* start Supplied information *
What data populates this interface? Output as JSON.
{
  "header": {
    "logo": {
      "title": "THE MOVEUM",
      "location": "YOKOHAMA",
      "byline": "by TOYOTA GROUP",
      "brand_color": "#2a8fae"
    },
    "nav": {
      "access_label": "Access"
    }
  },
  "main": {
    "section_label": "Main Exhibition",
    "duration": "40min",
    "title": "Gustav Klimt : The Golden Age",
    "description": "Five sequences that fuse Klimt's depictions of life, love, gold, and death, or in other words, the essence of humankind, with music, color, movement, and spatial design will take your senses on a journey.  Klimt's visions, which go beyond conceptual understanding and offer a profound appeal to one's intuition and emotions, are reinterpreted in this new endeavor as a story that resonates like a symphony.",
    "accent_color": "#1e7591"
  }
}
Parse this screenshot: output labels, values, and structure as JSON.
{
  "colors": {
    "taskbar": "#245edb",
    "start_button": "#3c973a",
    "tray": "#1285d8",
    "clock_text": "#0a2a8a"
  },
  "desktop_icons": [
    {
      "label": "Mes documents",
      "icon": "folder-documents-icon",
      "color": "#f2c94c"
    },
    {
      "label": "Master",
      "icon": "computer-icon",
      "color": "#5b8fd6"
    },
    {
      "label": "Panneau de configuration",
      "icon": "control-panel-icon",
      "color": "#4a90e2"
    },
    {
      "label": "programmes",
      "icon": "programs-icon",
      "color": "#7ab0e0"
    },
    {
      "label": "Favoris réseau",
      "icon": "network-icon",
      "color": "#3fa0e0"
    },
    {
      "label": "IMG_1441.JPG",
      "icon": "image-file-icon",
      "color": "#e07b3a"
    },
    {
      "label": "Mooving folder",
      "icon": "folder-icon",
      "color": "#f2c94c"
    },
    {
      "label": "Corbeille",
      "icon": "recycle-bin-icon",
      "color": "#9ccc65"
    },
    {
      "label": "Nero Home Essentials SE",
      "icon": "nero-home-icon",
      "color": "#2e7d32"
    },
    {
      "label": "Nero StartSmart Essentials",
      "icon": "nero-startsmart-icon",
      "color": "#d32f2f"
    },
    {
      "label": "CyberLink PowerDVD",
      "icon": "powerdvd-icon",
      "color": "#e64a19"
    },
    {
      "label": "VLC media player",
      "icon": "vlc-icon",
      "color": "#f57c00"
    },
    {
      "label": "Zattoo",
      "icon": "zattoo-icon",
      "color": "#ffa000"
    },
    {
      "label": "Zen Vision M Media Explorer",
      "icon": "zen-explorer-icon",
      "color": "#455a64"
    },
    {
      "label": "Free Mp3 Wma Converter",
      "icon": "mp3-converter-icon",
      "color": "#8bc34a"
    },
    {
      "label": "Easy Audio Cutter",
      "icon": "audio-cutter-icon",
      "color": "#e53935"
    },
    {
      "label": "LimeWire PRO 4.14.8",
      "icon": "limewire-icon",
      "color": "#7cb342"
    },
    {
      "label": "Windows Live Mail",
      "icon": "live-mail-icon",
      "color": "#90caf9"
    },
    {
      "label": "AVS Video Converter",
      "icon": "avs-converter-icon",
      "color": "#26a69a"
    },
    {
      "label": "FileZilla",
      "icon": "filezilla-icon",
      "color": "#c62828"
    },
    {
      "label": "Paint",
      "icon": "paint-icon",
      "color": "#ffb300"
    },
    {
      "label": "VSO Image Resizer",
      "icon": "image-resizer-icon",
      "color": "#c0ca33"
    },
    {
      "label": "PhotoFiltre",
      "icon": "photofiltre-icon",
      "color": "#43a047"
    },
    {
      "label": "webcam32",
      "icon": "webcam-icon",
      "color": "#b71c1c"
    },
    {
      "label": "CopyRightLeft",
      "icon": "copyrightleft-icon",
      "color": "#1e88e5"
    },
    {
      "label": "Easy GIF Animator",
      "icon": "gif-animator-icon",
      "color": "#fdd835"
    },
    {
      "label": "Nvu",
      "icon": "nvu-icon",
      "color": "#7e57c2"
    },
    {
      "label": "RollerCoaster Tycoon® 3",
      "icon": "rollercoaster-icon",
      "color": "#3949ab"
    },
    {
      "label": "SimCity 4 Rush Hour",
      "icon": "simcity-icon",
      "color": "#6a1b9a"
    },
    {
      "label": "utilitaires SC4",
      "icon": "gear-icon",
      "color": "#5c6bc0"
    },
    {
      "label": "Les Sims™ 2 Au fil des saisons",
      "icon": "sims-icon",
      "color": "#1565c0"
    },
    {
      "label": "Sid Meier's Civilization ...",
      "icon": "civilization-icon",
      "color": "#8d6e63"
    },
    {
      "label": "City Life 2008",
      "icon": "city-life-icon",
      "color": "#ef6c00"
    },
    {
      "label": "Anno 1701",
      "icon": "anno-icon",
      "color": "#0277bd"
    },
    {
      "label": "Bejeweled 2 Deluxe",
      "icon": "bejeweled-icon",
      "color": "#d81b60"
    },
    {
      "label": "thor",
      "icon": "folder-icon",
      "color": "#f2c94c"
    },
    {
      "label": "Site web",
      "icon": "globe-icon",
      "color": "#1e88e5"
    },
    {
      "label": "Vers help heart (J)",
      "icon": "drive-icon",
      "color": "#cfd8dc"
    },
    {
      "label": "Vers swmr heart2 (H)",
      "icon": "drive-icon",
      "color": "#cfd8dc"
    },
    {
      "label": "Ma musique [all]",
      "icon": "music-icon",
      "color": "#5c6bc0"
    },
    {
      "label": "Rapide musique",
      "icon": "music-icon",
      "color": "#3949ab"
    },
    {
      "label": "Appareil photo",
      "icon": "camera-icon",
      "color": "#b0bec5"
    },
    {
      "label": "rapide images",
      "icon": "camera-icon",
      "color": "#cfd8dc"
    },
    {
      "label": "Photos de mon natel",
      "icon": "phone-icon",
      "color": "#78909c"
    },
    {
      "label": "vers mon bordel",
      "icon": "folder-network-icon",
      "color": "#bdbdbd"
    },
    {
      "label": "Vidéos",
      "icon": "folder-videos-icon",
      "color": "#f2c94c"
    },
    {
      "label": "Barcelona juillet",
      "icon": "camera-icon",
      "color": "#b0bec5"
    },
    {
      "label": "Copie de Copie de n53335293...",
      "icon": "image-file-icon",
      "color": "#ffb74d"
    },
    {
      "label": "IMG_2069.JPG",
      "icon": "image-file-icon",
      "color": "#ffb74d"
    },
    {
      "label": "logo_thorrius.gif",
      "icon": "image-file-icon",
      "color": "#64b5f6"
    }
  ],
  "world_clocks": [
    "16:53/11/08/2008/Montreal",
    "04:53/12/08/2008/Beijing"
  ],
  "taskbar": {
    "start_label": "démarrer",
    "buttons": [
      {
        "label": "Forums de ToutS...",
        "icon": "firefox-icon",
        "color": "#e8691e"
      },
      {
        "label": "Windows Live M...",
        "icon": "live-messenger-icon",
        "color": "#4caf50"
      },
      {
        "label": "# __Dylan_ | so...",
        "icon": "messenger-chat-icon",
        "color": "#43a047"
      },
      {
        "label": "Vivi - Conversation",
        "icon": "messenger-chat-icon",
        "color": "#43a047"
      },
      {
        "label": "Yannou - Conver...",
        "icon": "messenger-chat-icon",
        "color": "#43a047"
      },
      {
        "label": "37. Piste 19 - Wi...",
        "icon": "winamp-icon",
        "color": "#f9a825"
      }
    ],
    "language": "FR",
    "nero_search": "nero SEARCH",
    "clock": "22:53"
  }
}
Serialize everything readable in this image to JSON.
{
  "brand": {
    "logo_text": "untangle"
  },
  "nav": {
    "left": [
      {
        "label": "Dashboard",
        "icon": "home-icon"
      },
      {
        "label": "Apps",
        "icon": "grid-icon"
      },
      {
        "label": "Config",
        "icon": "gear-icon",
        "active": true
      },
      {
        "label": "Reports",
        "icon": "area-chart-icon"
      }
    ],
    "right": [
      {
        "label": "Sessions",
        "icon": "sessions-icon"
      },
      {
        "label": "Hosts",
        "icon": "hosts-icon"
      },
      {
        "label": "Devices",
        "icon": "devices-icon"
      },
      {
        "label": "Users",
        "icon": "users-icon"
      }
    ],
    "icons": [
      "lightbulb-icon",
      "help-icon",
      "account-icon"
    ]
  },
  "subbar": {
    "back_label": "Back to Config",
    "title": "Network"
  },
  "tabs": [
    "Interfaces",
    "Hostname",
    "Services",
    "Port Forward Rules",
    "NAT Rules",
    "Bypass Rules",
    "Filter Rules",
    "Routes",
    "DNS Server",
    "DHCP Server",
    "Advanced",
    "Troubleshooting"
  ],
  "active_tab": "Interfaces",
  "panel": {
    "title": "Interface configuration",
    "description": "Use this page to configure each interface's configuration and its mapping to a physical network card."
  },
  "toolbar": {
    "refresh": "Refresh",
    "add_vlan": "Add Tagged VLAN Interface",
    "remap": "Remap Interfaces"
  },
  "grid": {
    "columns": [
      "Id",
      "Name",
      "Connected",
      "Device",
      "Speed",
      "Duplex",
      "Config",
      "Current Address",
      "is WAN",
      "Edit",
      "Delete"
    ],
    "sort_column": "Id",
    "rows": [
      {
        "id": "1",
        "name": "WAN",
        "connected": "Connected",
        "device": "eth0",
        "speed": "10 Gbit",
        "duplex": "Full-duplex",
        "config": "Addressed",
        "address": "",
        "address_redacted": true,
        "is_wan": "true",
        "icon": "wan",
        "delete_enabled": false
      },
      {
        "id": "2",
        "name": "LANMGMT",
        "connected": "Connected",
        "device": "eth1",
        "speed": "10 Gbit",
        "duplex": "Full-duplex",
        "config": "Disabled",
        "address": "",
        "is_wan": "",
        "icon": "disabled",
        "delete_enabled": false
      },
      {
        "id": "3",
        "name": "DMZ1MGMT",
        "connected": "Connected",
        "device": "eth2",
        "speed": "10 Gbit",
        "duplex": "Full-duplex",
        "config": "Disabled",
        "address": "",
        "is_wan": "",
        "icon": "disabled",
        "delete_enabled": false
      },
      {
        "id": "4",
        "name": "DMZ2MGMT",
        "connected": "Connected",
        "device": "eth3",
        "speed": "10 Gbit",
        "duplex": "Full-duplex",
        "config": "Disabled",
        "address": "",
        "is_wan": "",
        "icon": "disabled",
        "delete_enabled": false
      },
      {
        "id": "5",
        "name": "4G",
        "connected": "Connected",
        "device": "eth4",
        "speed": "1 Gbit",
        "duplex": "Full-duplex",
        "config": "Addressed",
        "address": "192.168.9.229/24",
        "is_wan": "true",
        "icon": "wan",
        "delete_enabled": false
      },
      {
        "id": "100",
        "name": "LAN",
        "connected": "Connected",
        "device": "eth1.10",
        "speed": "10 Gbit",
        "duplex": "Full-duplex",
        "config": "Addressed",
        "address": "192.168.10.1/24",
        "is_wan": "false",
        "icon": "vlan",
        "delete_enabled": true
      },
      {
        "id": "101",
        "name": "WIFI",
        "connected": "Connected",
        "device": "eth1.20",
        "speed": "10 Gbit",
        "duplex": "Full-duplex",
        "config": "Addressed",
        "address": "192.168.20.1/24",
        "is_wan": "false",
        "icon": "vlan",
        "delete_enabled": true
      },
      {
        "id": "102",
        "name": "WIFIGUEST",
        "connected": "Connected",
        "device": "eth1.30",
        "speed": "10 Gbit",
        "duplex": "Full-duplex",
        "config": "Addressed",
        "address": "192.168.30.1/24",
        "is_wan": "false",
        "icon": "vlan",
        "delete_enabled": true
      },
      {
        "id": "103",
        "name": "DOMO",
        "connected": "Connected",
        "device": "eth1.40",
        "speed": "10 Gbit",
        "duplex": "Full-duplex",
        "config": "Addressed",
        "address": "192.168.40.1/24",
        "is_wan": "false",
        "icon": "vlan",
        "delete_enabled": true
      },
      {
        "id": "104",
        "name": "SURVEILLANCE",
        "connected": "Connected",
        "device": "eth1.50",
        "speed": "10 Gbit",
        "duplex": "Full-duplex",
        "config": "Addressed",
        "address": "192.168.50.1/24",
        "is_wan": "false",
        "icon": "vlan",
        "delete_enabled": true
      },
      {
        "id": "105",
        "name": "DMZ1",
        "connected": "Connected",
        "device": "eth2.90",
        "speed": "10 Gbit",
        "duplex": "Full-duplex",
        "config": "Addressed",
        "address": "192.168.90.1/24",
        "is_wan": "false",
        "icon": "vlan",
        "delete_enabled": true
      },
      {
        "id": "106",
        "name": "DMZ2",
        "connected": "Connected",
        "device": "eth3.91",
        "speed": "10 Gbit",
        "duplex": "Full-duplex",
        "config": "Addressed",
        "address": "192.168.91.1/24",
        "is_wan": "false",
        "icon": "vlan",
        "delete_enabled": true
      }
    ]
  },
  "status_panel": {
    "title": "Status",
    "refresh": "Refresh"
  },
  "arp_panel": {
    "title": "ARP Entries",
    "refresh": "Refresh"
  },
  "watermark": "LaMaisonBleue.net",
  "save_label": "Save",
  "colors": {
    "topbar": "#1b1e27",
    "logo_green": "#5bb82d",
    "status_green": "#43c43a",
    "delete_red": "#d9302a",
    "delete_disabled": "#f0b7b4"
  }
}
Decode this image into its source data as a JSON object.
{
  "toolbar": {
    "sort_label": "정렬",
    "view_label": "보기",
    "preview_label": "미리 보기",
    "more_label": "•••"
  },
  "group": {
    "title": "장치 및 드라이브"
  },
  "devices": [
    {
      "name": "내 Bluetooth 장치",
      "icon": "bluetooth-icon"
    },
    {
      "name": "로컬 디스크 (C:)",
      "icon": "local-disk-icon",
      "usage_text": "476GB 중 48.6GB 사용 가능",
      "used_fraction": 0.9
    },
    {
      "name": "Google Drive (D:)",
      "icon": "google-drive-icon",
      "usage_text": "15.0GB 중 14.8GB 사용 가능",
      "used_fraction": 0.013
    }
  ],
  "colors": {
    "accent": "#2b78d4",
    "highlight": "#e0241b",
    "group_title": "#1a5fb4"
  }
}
* end Supplied information *
Pick out and copy the lines of the entries that hold the string "musique".

      "label": "Ma musique [all]",
      "label": "Rapide musique",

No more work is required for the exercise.